BEGIN Stored records
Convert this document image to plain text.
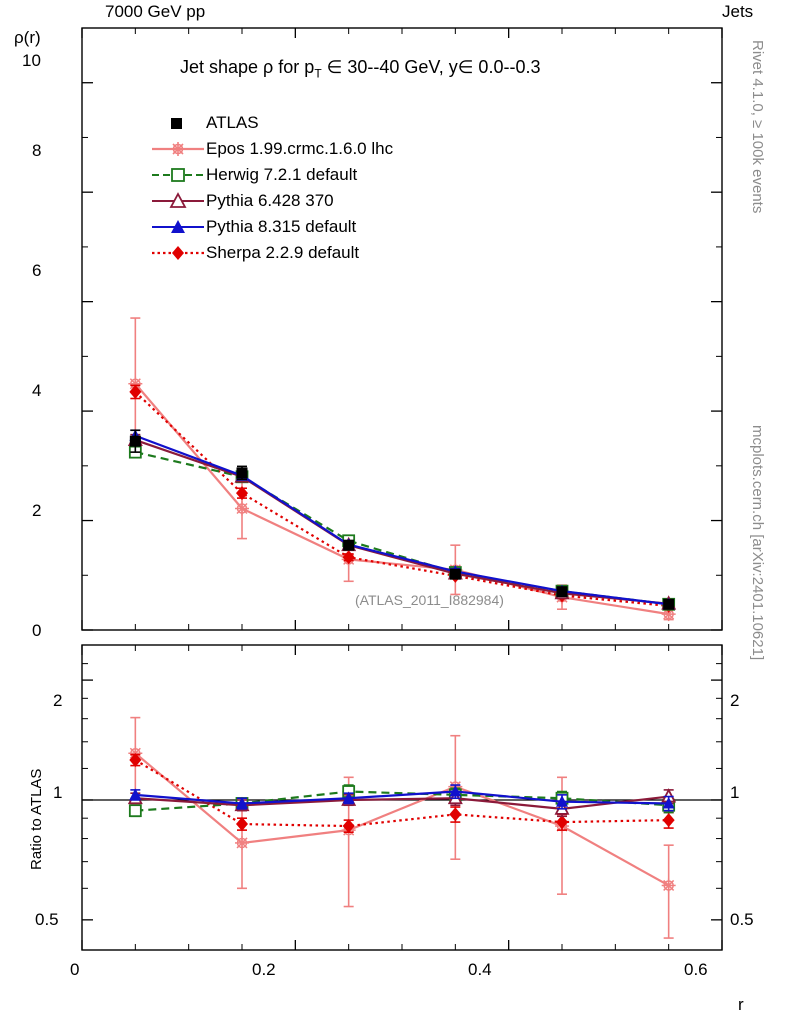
7000 GeV pp	Jets
Rivet 4.1.0, ≥ 100k events
mcplots.cern.ch [arXiv:2401.10621]
ρ(r)
Jet shape ρ for $p_T$ ∈ 30--40 GeV, y∈ 0.0--0.3
(ATLAS_2011_I882984)
Ratio to ATLAS
r
0
2
4
6
8
10
2
1
0.5
2
1
0.5
0	0.2	0.4	0.6
ATLAS
Epos 1.99.crmc.1.6.0 lhc
Herwig 7.2.1 default
Pythia 6.428 370
Pythia 8.315 default
Sherpa 2.2.9 default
END Stored records
#### Your instructions:
The data should be printed again unchanged; leave its pictures out.

#### Task answer:
Convert this document image to plain text.
7000 GeV pp	Jets
Rivet 4.1.0, ≥ 100k events
mcplots.cern.ch [arXiv:2401.10621]
ρ(r)
Jet shape ρ for $p_T$ ∈ 30--40 GeV, y∈ 0.0--0.3
(ATLAS_2011_I882984)
Ratio to ATLAS
r
0
2
4
6
8
10
2
1
0.5
2
1
0.5
0	0.2	0.4	0.6
ATLAS
Epos 1.99.crmc.1.6.0 lhc
Herwig 7.2.1 default
Pythia 6.428 370
Pythia 8.315 default
Sherpa 2.2.9 default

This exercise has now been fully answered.